- TASK DIRECTIONS
Below you will find a set of lines. Repeat them all exactly.

- ENTRIES
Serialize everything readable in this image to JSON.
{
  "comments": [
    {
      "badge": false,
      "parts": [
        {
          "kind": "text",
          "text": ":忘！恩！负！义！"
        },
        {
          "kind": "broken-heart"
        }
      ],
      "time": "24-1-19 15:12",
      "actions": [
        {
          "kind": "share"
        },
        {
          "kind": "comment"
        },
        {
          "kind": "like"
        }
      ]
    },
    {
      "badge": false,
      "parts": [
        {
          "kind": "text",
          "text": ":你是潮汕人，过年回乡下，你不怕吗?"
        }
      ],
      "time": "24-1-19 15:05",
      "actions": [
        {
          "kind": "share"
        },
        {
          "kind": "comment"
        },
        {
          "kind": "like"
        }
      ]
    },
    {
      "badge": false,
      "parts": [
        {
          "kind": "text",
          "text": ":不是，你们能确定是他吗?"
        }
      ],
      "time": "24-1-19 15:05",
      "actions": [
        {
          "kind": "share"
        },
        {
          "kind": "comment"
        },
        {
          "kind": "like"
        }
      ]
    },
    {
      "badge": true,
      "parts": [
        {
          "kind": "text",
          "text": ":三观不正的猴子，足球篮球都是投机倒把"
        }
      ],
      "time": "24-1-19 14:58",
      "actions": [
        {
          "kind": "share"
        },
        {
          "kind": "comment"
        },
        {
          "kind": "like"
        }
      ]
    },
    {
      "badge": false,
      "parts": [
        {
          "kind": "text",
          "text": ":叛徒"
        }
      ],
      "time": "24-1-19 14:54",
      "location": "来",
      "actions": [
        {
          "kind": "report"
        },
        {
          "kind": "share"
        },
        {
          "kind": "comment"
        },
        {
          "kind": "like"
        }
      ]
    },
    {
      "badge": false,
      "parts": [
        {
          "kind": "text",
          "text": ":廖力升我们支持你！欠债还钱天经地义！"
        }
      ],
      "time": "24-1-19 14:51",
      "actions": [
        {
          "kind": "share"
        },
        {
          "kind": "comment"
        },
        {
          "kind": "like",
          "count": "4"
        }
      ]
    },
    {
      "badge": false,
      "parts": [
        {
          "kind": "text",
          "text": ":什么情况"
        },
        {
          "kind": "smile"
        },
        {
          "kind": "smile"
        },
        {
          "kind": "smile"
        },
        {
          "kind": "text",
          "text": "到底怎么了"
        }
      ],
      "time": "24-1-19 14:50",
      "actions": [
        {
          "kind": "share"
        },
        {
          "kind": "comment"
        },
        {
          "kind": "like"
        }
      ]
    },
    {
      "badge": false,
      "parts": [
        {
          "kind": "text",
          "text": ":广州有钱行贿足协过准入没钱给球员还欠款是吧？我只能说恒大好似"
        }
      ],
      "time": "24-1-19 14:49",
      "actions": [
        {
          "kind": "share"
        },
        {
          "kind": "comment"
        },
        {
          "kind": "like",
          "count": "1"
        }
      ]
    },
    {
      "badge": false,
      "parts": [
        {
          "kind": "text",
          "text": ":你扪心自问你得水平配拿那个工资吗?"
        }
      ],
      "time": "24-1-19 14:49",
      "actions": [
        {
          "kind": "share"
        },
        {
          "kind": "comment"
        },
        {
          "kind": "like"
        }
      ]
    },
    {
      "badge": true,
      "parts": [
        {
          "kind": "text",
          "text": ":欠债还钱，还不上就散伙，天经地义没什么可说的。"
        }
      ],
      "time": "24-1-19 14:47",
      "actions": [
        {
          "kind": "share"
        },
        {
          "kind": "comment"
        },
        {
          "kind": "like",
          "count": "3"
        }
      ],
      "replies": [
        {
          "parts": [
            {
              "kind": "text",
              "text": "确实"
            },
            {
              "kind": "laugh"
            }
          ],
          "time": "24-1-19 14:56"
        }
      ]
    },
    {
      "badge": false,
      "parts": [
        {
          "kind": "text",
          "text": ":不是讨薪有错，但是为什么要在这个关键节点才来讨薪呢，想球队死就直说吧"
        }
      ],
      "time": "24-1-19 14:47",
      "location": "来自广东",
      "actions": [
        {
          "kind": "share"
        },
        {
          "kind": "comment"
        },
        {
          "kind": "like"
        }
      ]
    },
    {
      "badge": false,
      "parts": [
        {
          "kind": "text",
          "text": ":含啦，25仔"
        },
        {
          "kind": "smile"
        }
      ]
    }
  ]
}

- RESULT FOR THIS TASK
Serialize everything readable in this image to JSON.
{
  "comments": [
    {
      "badge": false,
      "parts": [
        {
          "kind": "text",
          "text": ":忘！恩！负！义！"
        },
        {
          "kind": "broken-heart"
        }
      ],
      "time": "24-1-19 15:12",
      "actions": [
        {
          "kind": "share"
        },
        {
          "kind": "comment"
        },
        {
          "kind": "like"
        }
      ]
    },
    {
      "badge": false,
      "parts": [
        {
          "kind": "text",
          "text": ":你是潮汕人，过年回乡下，你不怕吗?"
        }
      ],
      "time": "24-1-19 15:05",
      "actions": [
        {
          "kind": "share"
        },
        {
          "kind": "comment"
        },
        {
          "kind": "like"
        }
      ]
    },
    {
      "badge": false,
      "parts": [
        {
          "kind": "text",
          "text": ":不是，你们能确定是他吗?"
        }
      ],
      "time": "24-1-19 15:05",
      "actions": [
        {
          "kind": "share"
        },
        {
          "kind": "comment"
        },
        {
          "kind": "like"
        }
      ]
    },
    {
      "badge": true,
      "parts": [
        {
          "kind": "text",
          "text": ":三观不正的猴子，足球篮球都是投机倒把"
        }
      ],
      "time": "24-1-19 14:58",
      "actions": [
        {
          "kind": "share"
        },
        {
          "kind": "comment"
        },
        {
          "kind": "like"
        }
      ]
    },
    {
      "badge": false,
      "parts": [
        {
          "kind": "text",
          "text": ":叛徒"
        }
      ],
      "time": "24-1-19 14:54",
      "location": "来",
      "actions": [
        {
          "kind": "report"
        },
        {
          "kind": "share"
        },
        {
          "kind": "comment"
        },
        {
          "kind": "like"
        }
      ]
    },
    {
      "badge": false,
      "parts": [
        {
          "kind": "text",
          "text": ":廖力升我们支持你！欠债还钱天经地义！"
        }
      ],
      "time": "24-1-19 14:51",
      "actions": [
        {
          "kind": "share"
        },
        {
          "kind": "comment"
        },
        {
          "kind": "like",
          "count": "4"
        }
      ]
    },
    {
      "badge": false,
      "parts": [
        {
          "kind": "text",
          "text": ":什么情况"
        },
        {
          "kind": "smile"
        },
        {
          "kind": "smile"
        },
        {
          "kind": "smile"
        },
        {
          "kind": "text",
          "text": "到底怎么了"
        }
      ],
      "time": "24-1-19 14:50",
      "actions": [
        {
          "kind": "share"
        },
        {
          "kind": "comment"
        },
        {
          "kind": "like"
        }
      ]
    },
    {
      "badge": false,
      "parts": [
        {
          "kind": "text",
          "text": ":广州有钱行贿足协过准入没钱给球员还欠款是吧？我只能说恒大好似"
        }
      ],
      "time": "24-1-19 14:49",
      "actions": [
        {
          "kind": "share"
        },
        {
          "kind": "comment"
        },
        {
          "kind": "like",
          "count": "1"
        }
      ]
    },
    {
      "badge": false,
      "parts": [
        {
          "kind": "text",
          "text": ":你扪心自问你得水平配拿那个工资吗?"
        }
      ],
      "time": "24-1-19 14:49",
      "actions": [
        {
          "kind": "share"
        },
        {
          "kind": "comment"
        },
        {
          "kind": "like"
        }
      ]
    },
    {
      "badge": true,
      "parts": [
        {
          "kind": "text",
          "text": ":欠债还钱，还不上就散伙，天经地义没什么可说的。"
        }
      ],
      "time": "24-1-19 14:47",
      "actions": [
        {
          "kind": "share"
        },
        {
          "kind": "comment"
        },
        {
          "kind": "like",
          "count": "3"
        }
      ],
      "replies": [
        {
          "parts": [
            {
              "kind": "text",
              "text": "确实"
            },
            {
              "kind": "laugh"
            }
          ],
          "time": "24-1-19 14:56"
        }
      ]
    },
    {
      "badge": false,
      "parts": [
        {
          "kind": "text",
          "text": ":不是讨薪有错，但是为什么要在这个关键节点才来讨薪呢，想球队死就直说吧"
        }
      ],
      "time": "24-1-19 14:47",
      "location": "来自广东",
      "actions": [
        {
          "kind": "share"
        },
        {
          "kind": "comment"
        },
        {
          "kind": "like"
        }
      ]
    },
    {
      "badge": false,
      "parts": [
        {
          "kind": "text",
          "text": ":含啦，25仔"
        },
        {
          "kind": "smile"
        }
      ]
    }
  ]
}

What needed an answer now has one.